Start of ITEMS

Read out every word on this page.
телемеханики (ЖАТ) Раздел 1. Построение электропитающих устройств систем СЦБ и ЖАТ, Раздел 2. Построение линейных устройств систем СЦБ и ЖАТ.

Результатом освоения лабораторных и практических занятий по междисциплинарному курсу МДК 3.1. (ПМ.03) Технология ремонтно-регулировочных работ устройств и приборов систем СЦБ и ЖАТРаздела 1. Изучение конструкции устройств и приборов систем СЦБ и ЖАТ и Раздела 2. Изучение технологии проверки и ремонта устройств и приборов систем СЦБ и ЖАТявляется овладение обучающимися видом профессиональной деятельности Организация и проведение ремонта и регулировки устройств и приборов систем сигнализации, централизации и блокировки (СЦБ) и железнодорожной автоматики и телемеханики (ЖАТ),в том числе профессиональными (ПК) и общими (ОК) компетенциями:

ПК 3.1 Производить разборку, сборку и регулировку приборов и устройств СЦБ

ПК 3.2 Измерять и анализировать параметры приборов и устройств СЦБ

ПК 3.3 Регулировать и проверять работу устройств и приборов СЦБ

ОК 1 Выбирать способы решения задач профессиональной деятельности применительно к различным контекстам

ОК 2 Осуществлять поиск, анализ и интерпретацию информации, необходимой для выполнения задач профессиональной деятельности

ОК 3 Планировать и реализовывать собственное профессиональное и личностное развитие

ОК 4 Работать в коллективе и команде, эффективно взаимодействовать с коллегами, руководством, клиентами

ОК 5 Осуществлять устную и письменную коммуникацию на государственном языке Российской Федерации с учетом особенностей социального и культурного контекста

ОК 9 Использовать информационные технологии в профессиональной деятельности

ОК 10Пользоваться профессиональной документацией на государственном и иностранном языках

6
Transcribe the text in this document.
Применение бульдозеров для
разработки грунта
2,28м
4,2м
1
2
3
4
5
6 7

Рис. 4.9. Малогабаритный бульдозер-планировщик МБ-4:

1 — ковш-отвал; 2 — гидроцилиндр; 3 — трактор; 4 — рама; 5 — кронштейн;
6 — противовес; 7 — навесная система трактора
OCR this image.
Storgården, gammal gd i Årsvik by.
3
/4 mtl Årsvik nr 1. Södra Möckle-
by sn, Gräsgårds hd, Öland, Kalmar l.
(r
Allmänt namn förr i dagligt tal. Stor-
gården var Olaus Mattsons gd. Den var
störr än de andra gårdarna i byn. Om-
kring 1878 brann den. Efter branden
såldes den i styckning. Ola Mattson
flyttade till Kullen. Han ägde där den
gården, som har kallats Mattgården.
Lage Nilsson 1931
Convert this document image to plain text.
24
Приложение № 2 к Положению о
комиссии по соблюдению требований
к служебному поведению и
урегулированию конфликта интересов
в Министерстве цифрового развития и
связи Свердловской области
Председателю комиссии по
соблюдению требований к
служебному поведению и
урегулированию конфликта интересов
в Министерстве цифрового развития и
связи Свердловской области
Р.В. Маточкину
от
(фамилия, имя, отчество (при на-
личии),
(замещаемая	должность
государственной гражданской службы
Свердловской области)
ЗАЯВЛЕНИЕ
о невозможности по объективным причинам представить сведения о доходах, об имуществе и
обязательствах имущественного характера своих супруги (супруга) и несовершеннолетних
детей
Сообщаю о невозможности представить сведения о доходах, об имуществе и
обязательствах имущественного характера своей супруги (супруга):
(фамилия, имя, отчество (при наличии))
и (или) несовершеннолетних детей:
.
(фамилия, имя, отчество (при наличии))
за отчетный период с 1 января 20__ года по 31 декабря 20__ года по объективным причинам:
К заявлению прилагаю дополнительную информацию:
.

End of ITEMS

Pick out every line with the string "document" and copy it.

Transcribe the text in this document.
Convert this document image to plain text.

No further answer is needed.